What this task involves: Go through the listing and set it down exactly, leaving out its pictures.
** begin Available records **
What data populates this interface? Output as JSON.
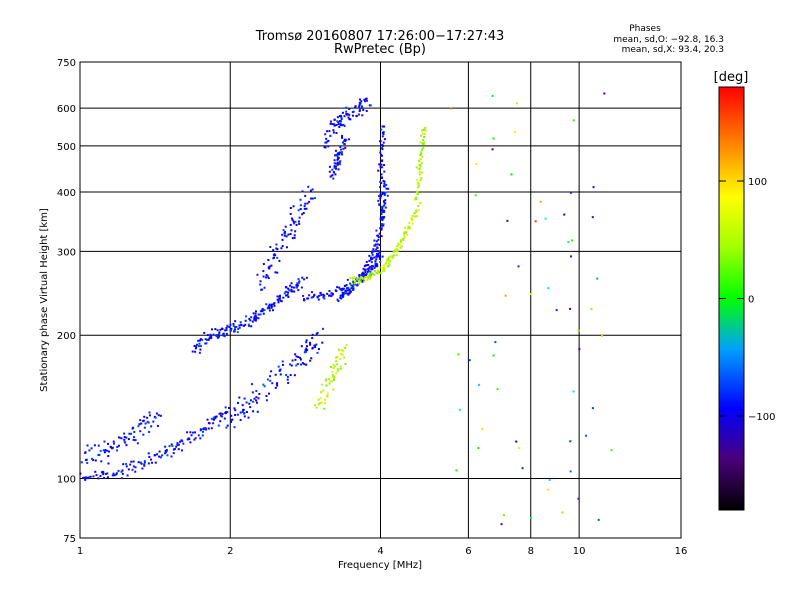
{
  "chart_data": {
    "type": "scatter",
    "title": "Tromsø 20160807 17:26:00−17:27:43",
    "subtitle": "RwPretec (Bp)",
    "xlabel": "Frequency [MHz]",
    "ylabel": "Stationary phase Virtual Height [km]",
    "x_scale": "log",
    "y_scale": "log",
    "xlim": [
      1,
      16
    ],
    "ylim": [
      75,
      750
    ],
    "x_ticks": [
      1,
      2,
      4,
      6,
      8,
      10,
      16
    ],
    "x_tick_labels": [
      "1",
      "2",
      "4",
      "6",
      "8",
      "10",
      "16"
    ],
    "y_ticks": [
      75,
      100,
      200,
      300,
      400,
      500,
      600,
      750
    ],
    "y_tick_labels": [
      "75",
      "100",
      "200",
      "300",
      "400",
      "500",
      "600",
      "750"
    ],
    "grid": true,
    "phase_stats": {
      "title": "Phases",
      "line_o": "mean, sd,O: −92.8, 16.3",
      "line_x": "mean, sd,X:  93.4, 20.3"
    },
    "colorbar": {
      "label": "[deg]",
      "range": [
        -180,
        180
      ],
      "ticks": [
        -100,
        0,
        100
      ],
      "tick_labels": [
        "−100",
        "0",
        "100"
      ]
    },
    "series": [
      {
        "mode": "O",
        "phase_mean": -92.8,
        "traces": [
          {
            "f": [
              1.0,
              1.2,
              1.4,
              1.6,
              1.8,
              2.0
            ],
            "h": [
              100,
              103,
              110,
              118,
              128,
              140
            ],
            "spread": 0.03
          },
          {
            "f": [
              1.0,
              1.15,
              1.3,
              1.45
            ],
            "h": [
              110,
              115,
              125,
              135
            ],
            "spread": 0.05
          },
          {
            "f": [
              1.7,
              1.85,
              2.0,
              2.2,
              2.4,
              2.6,
              2.8
            ],
            "h": [
              185,
              200,
              205,
              215,
              230,
              245,
              260
            ],
            "spread": 0.03
          },
          {
            "f": [
              2.0,
              2.2,
              2.5,
              2.8,
              3.0
            ],
            "h": [
              130,
              145,
              165,
              185,
              200
            ],
            "spread": 0.06
          },
          {
            "f": [
              2.3,
              2.5,
              2.7,
              2.9
            ],
            "h": [
              250,
              300,
              350,
              400
            ],
            "spread": 0.05
          },
          {
            "f": [
              2.8,
              3.2,
              3.6,
              3.9,
              4.0
            ],
            "h": [
              240,
              245,
              260,
              280,
              300
            ],
            "spread": 0.02
          },
          {
            "f": [
              3.3,
              3.5,
              3.7,
              3.9,
              4.05,
              4.1
            ],
            "h": [
              240,
              250,
              270,
              300,
              350,
              420
            ],
            "spread": 0.02
          },
          {
            "f": [
              4.0,
              4.02,
              4.05
            ],
            "h": [
              350,
              450,
              550
            ],
            "spread": 0.02
          },
          {
            "f": [
              3.1,
              3.3,
              3.5,
              3.8
            ],
            "h": [
              500,
              560,
              590,
              620
            ],
            "spread": 0.04
          },
          {
            "f": [
              3.2,
              3.3,
              3.4
            ],
            "h": [
              430,
              470,
              520
            ],
            "spread": 0.03
          }
        ]
      },
      {
        "mode": "X",
        "phase_mean": 93.4,
        "traces": [
          {
            "f": [
              3.5,
              3.8,
              4.1,
              4.4,
              4.7
            ],
            "h": [
              260,
              265,
              280,
              310,
              360
            ],
            "spread": 0.02
          },
          {
            "f": [
              4.7,
              4.8,
              4.9
            ],
            "h": [
              360,
              450,
              550
            ],
            "spread": 0.02
          },
          {
            "f": [
              3.0,
              3.2,
              3.4
            ],
            "h": [
              140,
              165,
              190
            ],
            "spread": 0.04
          }
        ]
      }
    ]
  }
}
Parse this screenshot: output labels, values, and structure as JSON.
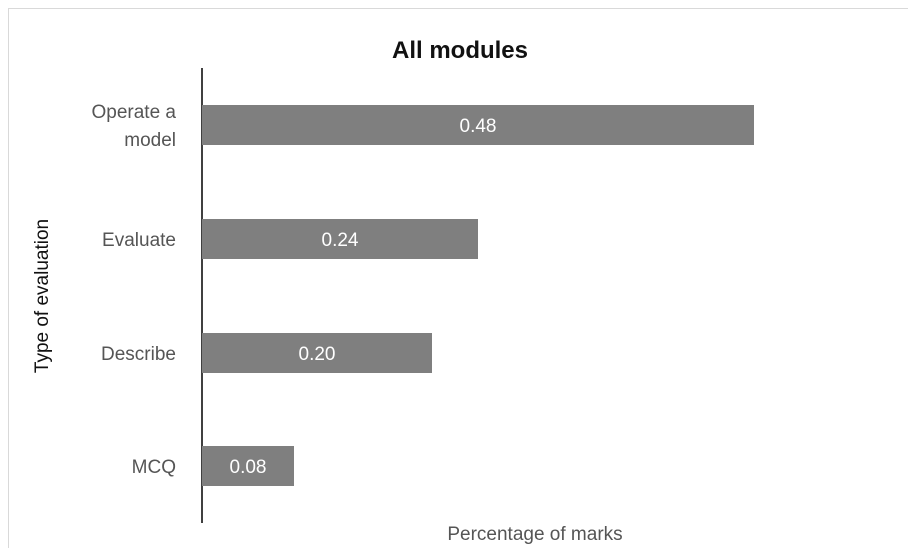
{
  "chart_data": {
    "type": "bar",
    "orientation": "horizontal",
    "title": "All modules",
    "xlabel": "Percentage of marks",
    "ylabel": "Type of evaluation",
    "categories": [
      [
        "Operate a",
        "model"
      ],
      [
        "Evaluate"
      ],
      [
        "Describe"
      ],
      [
        "MCQ"
      ]
    ],
    "values": [
      0.48,
      0.24,
      0.2,
      0.08
    ],
    "value_labels": [
      "0.48",
      "0.24",
      "0.20",
      "0.08"
    ],
    "xlim": [
      0,
      0.48
    ],
    "grid": false,
    "legend": "none",
    "bar_color": "#7f7f7f"
  }
}
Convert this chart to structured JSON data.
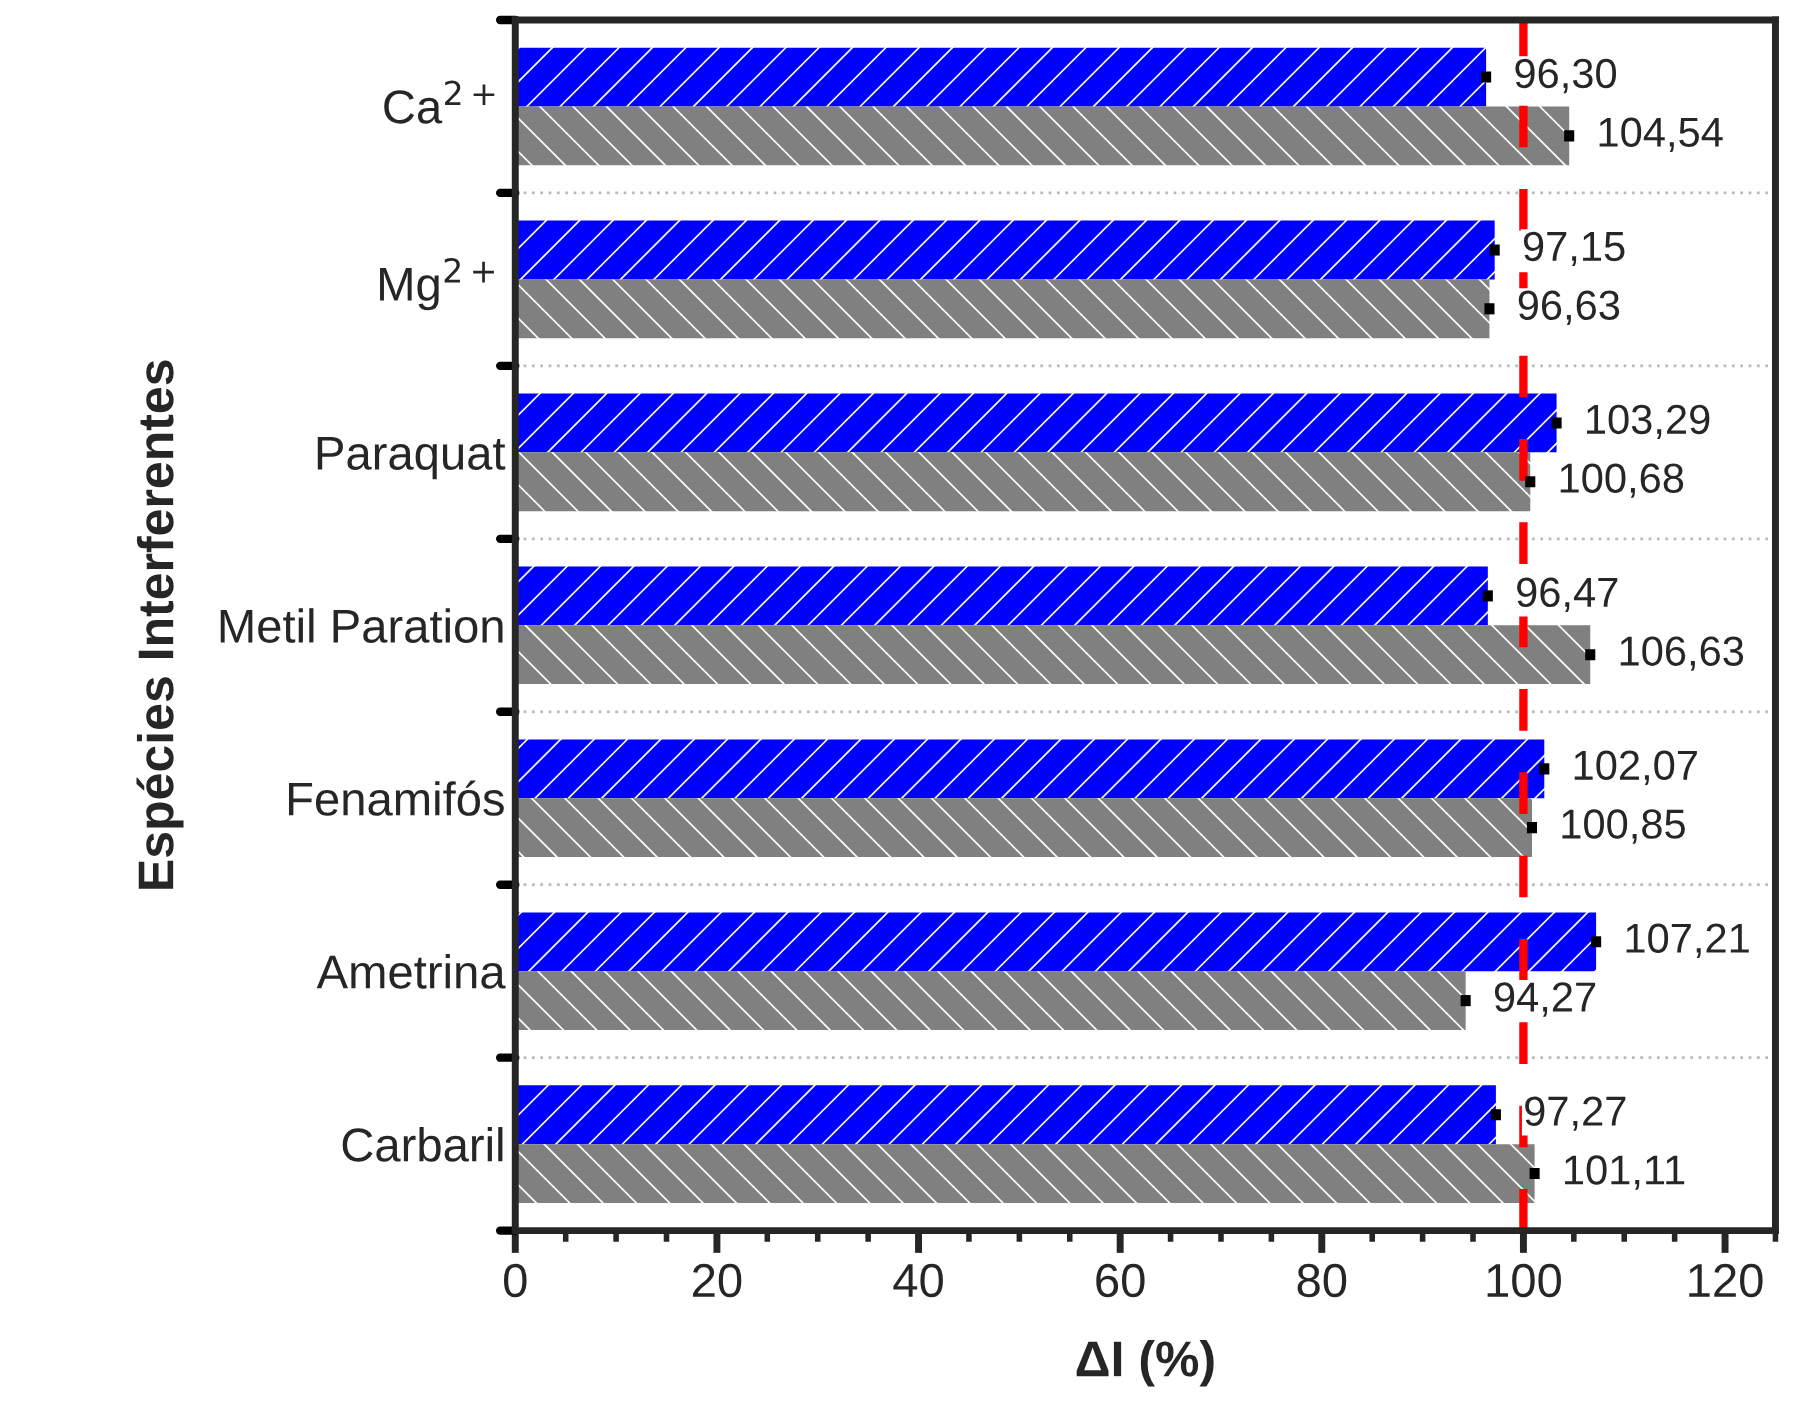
** end Available records **
Exercise result:
What data populates this interface? Output as JSON.
{
  "chart_data": {
    "type": "scatter",
    "title": "Tromsø 20160807 17:26:00−17:27:43",
    "subtitle": "RwPretec (Bp)",
    "xlabel": "Frequency [MHz]",
    "ylabel": "Stationary phase Virtual Height [km]",
    "x_scale": "log",
    "y_scale": "log",
    "xlim": [
      1,
      16
    ],
    "ylim": [
      75,
      750
    ],
    "x_ticks": [
      1,
      2,
      4,
      6,
      8,
      10,
      16
    ],
    "x_tick_labels": [
      "1",
      "2",
      "4",
      "6",
      "8",
      "10",
      "16"
    ],
    "y_ticks": [
      75,
      100,
      200,
      300,
      400,
      500,
      600,
      750
    ],
    "y_tick_labels": [
      "75",
      "100",
      "200",
      "300",
      "400",
      "500",
      "600",
      "750"
    ],
    "grid": true,
    "phase_stats": {
      "title": "Phases",
      "line_o": "mean, sd,O: −92.8, 16.3",
      "line_x": "mean, sd,X:  93.4, 20.3"
    },
    "colorbar": {
      "label": "[deg]",
      "range": [
        -180,
        180
      ],
      "ticks": [
        -100,
        0,
        100
      ],
      "tick_labels": [
        "−100",
        "0",
        "100"
      ]
    },
    "series": [
      {
        "mode": "O",
        "phase_mean": -92.8,
        "traces": [
          {
            "f": [
              1.0,
              1.2,
              1.4,
              1.6,
              1.8,
              2.0
            ],
            "h": [
              100,
              103,
              110,
              118,
              128,
              140
            ],
            "spread": 0.03
          },
          {
            "f": [
              1.0,
              1.15,
              1.3,
              1.45
            ],
            "h": [
              110,
              115,
              125,
              135
            ],
            "spread": 0.05
          },
          {
            "f": [
              1.7,
              1.85,
              2.0,
              2.2,
              2.4,
              2.6,
              2.8
            ],
            "h": [
              185,
              200,
              205,
              215,
              230,
              245,
              260
            ],
            "spread": 0.03
          },
          {
            "f": [
              2.0,
              2.2,
              2.5,
              2.8,
              3.0
            ],
            "h": [
              130,
              145,
              165,
              185,
              200
            ],
            "spread": 0.06
          },
          {
            "f": [
              2.3,
              2.5,
              2.7,
              2.9
            ],
            "h": [
              250,
              300,
              350,
              400
            ],
            "spread": 0.05
          },
          {
            "f": [
              2.8,
              3.2,
              3.6,
              3.9,
              4.0
            ],
            "h": [
              240,
              245,
              260,
              280,
              300
            ],
            "spread": 0.02
          },
          {
            "f": [
              3.3,
              3.5,
              3.7,
              3.9,
              4.05,
              4.1
            ],
            "h": [
              240,
              250,
              270,
              300,
              350,
              420
            ],
            "spread": 0.02
          },
          {
            "f": [
              4.0,
              4.02,
              4.05
            ],
            "h": [
              350,
              450,
              550
            ],
            "spread": 0.02
          },
          {
            "f": [
              3.1,
              3.3,
              3.5,
              3.8
            ],
            "h": [
              500,
              560,
              590,
              620
            ],
            "spread": 0.04
          },
          {
            "f": [
              3.2,
              3.3,
              3.4
            ],
            "h": [
              430,
              470,
              520
            ],
            "spread": 0.03
          }
        ]
      },
      {
        "mode": "X",
        "phase_mean": 93.4,
        "traces": [
          {
            "f": [
              3.5,
              3.8,
              4.1,
              4.4,
              4.7
            ],
            "h": [
              260,
              265,
              280,
              310,
              360
            ],
            "spread": 0.02
          },
          {
            "f": [
              4.7,
              4.8,
              4.9
            ],
            "h": [
              360,
              450,
              550
            ],
            "spread": 0.02
          },
          {
            "f": [
              3.0,
              3.2,
              3.4
            ],
            "h": [
              140,
              165,
              190
            ],
            "spread": 0.04
          }
        ]
      }
    ]
  }
}
Parse this screenshot: output labels, values, and structure as JSON.
{
  "chart_data": {
    "type": "bar",
    "orientation": "horizontal",
    "title": "All modules",
    "xlabel": "Percentage of marks",
    "ylabel": "Type of evaluation",
    "categories": [
      [
        "Operate a",
        "model"
      ],
      [
        "Evaluate"
      ],
      [
        "Describe"
      ],
      [
        "MCQ"
      ]
    ],
    "values": [
      0.48,
      0.24,
      0.2,
      0.08
    ],
    "value_labels": [
      "0.48",
      "0.24",
      "0.20",
      "0.08"
    ],
    "xlim": [
      0,
      0.48
    ],
    "grid": false,
    "legend": "none",
    "bar_color": "#7f7f7f"
  }
}
Convert this chart to structured JSON data.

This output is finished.